Rewrite the data lines from the one containing "credit-card-icon xyxy=(63,542,97,568)" through the one containing "account-balance: PEN 21,643.42", both included, switching "account-name" to "account-label" and leaving all else unchanged. Return only those lines.

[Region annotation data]
-*-
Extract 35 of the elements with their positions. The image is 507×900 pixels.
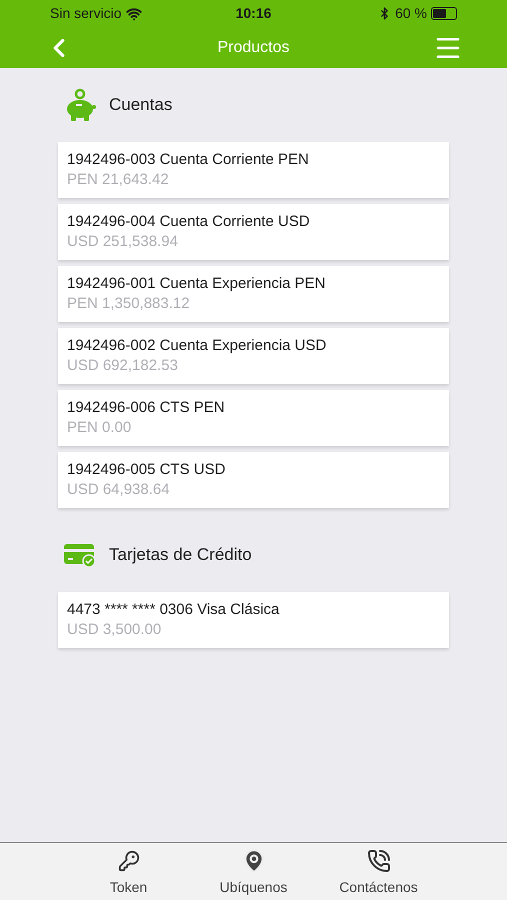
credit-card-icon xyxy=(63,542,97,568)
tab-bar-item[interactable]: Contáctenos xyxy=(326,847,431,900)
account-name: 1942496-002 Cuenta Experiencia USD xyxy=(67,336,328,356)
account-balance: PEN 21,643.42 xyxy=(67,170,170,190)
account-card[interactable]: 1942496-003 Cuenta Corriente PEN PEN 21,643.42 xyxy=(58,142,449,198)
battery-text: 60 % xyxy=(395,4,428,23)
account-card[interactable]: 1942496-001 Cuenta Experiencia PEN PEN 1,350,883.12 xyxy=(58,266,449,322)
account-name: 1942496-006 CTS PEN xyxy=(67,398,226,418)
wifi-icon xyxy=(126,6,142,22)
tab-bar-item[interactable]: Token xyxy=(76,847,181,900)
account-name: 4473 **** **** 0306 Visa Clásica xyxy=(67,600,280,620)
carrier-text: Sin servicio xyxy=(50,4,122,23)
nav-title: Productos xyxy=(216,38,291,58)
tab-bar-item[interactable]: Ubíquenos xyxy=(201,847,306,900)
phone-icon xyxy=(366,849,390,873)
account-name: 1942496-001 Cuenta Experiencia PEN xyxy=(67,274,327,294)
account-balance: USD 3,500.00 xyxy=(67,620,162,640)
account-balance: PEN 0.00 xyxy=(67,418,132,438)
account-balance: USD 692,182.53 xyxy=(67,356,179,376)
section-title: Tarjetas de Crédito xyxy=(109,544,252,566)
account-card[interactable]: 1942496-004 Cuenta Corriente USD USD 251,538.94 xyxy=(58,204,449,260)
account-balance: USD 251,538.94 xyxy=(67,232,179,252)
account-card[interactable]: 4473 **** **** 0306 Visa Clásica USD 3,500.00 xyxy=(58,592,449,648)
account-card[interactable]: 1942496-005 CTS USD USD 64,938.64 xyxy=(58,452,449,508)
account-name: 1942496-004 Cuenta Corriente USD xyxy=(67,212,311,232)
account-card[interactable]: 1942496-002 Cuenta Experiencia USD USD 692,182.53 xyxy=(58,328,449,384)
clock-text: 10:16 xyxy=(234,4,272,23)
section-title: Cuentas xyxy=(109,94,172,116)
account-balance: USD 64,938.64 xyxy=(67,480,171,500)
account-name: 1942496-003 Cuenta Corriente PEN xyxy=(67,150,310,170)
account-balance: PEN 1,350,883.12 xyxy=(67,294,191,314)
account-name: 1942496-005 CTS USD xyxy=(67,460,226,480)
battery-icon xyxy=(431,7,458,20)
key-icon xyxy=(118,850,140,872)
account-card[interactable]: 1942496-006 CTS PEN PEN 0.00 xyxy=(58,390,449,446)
-*-
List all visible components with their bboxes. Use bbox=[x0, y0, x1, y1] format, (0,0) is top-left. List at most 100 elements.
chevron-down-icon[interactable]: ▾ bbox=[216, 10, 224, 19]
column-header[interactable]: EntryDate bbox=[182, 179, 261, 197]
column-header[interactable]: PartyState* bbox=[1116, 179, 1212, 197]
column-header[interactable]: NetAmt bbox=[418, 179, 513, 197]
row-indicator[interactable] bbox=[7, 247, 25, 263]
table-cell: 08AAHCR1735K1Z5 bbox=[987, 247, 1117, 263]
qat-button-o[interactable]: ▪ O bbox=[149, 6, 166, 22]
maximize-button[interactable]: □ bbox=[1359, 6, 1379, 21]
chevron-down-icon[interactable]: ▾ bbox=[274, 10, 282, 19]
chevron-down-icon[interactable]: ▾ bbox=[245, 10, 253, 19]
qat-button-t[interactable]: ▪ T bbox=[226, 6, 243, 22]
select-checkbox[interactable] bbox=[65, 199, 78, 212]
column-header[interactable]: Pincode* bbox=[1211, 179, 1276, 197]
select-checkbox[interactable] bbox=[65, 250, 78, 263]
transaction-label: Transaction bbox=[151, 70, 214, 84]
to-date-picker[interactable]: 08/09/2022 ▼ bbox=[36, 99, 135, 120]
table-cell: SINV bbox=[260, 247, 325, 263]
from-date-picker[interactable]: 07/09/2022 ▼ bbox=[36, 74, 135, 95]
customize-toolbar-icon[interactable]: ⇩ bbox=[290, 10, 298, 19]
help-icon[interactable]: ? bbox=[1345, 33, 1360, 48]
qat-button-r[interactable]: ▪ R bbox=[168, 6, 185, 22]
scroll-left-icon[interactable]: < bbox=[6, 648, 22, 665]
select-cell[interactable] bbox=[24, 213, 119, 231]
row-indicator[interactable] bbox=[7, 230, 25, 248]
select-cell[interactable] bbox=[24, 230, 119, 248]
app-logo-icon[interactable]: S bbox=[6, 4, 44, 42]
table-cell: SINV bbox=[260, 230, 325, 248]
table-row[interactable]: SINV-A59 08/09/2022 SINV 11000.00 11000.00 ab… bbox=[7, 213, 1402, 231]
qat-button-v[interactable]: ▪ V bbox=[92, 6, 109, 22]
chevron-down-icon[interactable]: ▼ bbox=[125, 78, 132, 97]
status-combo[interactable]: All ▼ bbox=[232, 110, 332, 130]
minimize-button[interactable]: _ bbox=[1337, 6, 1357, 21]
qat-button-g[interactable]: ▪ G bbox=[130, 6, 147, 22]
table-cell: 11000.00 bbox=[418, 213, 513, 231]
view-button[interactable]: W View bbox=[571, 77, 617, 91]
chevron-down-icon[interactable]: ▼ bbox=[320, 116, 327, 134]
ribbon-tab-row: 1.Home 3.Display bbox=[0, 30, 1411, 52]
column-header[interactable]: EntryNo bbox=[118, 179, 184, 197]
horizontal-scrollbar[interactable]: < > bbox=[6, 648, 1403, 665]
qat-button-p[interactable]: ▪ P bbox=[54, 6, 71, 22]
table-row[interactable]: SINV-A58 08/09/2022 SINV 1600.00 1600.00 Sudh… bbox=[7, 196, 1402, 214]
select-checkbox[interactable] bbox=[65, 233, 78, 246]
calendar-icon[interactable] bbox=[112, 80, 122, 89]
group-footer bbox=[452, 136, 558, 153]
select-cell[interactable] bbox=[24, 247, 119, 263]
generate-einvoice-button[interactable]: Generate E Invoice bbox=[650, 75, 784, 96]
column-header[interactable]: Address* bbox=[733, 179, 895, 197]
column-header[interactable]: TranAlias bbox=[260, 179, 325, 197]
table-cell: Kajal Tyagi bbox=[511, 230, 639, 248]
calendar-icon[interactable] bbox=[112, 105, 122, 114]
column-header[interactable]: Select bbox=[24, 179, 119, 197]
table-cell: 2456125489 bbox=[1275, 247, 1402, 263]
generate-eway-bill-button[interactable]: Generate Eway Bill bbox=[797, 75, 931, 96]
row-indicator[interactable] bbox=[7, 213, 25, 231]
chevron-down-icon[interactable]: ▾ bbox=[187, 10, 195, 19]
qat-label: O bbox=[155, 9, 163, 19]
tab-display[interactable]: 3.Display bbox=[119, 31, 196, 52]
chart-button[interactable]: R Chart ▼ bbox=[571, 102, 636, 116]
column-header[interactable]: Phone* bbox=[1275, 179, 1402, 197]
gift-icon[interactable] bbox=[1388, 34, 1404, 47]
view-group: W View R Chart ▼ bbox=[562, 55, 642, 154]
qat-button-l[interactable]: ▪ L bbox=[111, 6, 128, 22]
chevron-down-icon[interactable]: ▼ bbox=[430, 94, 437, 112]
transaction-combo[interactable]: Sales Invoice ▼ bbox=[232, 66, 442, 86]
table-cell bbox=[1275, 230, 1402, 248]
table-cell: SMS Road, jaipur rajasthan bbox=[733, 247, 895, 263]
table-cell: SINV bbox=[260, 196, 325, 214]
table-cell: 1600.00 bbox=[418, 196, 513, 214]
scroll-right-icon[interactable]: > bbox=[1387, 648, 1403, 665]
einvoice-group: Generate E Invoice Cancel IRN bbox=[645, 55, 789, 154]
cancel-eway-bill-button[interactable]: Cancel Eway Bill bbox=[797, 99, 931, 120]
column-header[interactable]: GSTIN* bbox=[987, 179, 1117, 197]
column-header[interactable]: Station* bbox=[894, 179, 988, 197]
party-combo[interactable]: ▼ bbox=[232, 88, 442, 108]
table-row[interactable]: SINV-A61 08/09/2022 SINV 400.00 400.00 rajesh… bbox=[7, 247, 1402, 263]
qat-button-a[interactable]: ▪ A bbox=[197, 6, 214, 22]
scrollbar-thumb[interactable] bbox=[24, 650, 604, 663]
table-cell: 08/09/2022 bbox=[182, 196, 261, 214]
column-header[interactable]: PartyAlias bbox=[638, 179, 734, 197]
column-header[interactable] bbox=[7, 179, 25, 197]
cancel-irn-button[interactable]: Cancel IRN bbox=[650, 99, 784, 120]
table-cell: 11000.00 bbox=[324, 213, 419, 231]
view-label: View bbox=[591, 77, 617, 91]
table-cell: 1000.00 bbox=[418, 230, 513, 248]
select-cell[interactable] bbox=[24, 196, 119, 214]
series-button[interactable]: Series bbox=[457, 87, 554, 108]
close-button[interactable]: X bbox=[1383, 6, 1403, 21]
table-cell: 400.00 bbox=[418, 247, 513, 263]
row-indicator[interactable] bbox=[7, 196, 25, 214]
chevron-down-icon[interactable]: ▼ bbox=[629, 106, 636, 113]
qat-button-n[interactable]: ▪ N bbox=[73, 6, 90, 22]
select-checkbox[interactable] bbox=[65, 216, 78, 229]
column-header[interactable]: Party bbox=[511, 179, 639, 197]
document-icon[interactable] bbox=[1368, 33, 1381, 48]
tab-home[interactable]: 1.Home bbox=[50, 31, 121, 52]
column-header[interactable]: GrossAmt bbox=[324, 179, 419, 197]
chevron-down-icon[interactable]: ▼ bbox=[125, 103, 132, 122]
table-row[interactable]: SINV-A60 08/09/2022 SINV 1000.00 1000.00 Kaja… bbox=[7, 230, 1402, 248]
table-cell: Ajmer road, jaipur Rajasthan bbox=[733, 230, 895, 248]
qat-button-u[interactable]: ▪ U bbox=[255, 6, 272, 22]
-*-
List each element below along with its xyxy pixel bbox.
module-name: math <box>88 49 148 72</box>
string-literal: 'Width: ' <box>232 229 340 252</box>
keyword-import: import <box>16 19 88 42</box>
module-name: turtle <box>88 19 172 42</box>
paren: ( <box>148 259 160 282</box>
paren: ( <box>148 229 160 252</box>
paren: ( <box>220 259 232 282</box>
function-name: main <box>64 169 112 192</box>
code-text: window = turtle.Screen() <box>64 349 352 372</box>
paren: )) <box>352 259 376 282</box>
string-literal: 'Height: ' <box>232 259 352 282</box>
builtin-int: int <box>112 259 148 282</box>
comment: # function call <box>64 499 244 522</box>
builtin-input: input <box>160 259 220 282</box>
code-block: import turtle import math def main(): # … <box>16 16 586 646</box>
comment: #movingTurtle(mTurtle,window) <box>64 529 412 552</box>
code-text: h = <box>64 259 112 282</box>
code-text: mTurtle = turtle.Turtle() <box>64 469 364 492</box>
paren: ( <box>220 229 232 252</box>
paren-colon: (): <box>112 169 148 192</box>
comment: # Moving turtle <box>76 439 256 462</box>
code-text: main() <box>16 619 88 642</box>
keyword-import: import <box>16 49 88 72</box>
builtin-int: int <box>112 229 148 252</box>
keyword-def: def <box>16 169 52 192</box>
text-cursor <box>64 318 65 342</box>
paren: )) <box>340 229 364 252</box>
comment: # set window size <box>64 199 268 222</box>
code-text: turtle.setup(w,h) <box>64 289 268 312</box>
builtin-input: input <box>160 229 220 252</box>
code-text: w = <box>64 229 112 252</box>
-*-
■ Output for this task:
credit-card-icon xyxy=(63,542,97,568)
tab-bar-item[interactable]: Contáctenos xyxy=(326,847,431,900)
account-label: 1942496-002 Cuenta Experiencia USD xyxy=(67,336,328,356)
account-balance: PEN 21,643.42 xyxy=(67,170,170,190)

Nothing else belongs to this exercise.